Dataset rows:
^^^^^^^^^^^^^^^^

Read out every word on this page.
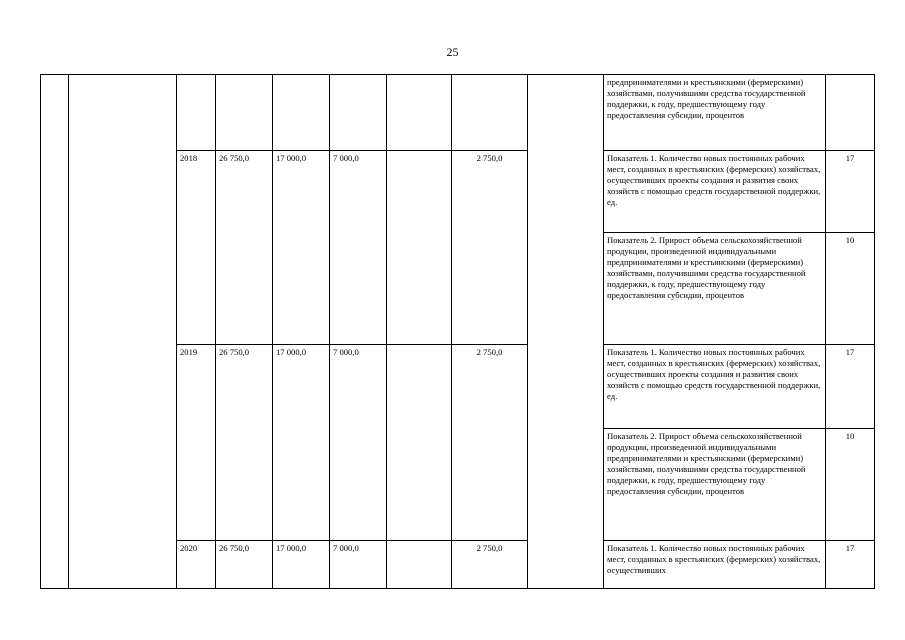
25
									предпринимателями и крестьянскими (фермерскими) хозяйствами, получившими средства государственной поддержки, к году, предшествующему году предоставления субсидии, процентов	
		2018	26 750,0	17 000,0	7 000,0		2 750,0		Показатель 1. Количество новых постоянных рабочих мест, созданных в крестьянских (фермерских) хозяйствах, осуществивших проекты создания и развития своих хозяйств с помощью средств государственной поддержки, ед.	17
									Показатель 2. Прирост объема сельскохозяйственной продукции, произведенной индивидуальными предпринимателями и крестьянскими (фермерскими) хозяйствами, получившими средства государственной поддержки, к году, предшествующему году предоставления субсидии, процентов	10
		2019	26 750,0	17 000,0	7 000,0		2 750,0		Показатель 1. Количество новых постоянных рабочих мест, созданных в крестьянских (фермерских) хозяйствах, осуществивших проекты создания и развития своих хозяйств с помощью средств государственной поддержки, ед.	17
									Показатель 2. Прирост объема сельскохозяйственной продукции, произведенной индивидуальными предпринимателями и крестьянскими (фермерскими) хозяйствами, получившими средства государственной поддержки, к году, предшествующему году предоставления субсидии, процентов	10
		2020	26 750,0	17 000,0	7 000,0		2 750,0		Показатель 1. Количество новых постоянных рабочих мест, созданных в крестьянских (фермерских) хозяйствах, осуществивших	17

^^^^^^^^^^^^^^^^

Exercise objective:
Retype all entries exactly as they appear, dropping the images.

Result below:
Read out every word on this page.
25
									предпринимателями и крестьянскими (фермерскими) хозяйствами, получившими средства государственной поддержки, к году, предшествующему году предоставления субсидии, процентов	
		2018	26 750,0	17 000,0	7 000,0		2 750,0		Показатель 1. Количество новых постоянных рабочих мест, созданных в крестьянских (фермерских) хозяйствах, осуществивших проекты создания и развития своих хозяйств с помощью средств государственной поддержки, ед.	17
									Показатель 2. Прирост объема сельскохозяйственной продукции, произведенной индивидуальными предпринимателями и крестьянскими (фермерскими) хозяйствами, получившими средства государственной поддержки, к году, предшествующему году предоставления субсидии, процентов	10
		2019	26 750,0	17 000,0	7 000,0		2 750,0		Показатель 1. Количество новых постоянных рабочих мест, созданных в крестьянских (фермерских) хозяйствах, осуществивших проекты создания и развития своих хозяйств с помощью средств государственной поддержки, ед.	17
									Показатель 2. Прирост объема сельскохозяйственной продукции, произведенной индивидуальными предпринимателями и крестьянскими (фермерскими) хозяйствами, получившими средства государственной поддержки, к году, предшествующему году предоставления субсидии, процентов	10
		2020	26 750,0	17 000,0	7 000,0		2 750,0		Показатель 1. Количество новых постоянных рабочих мест, созданных в крестьянских (фермерских) хозяйствах, осуществивших	17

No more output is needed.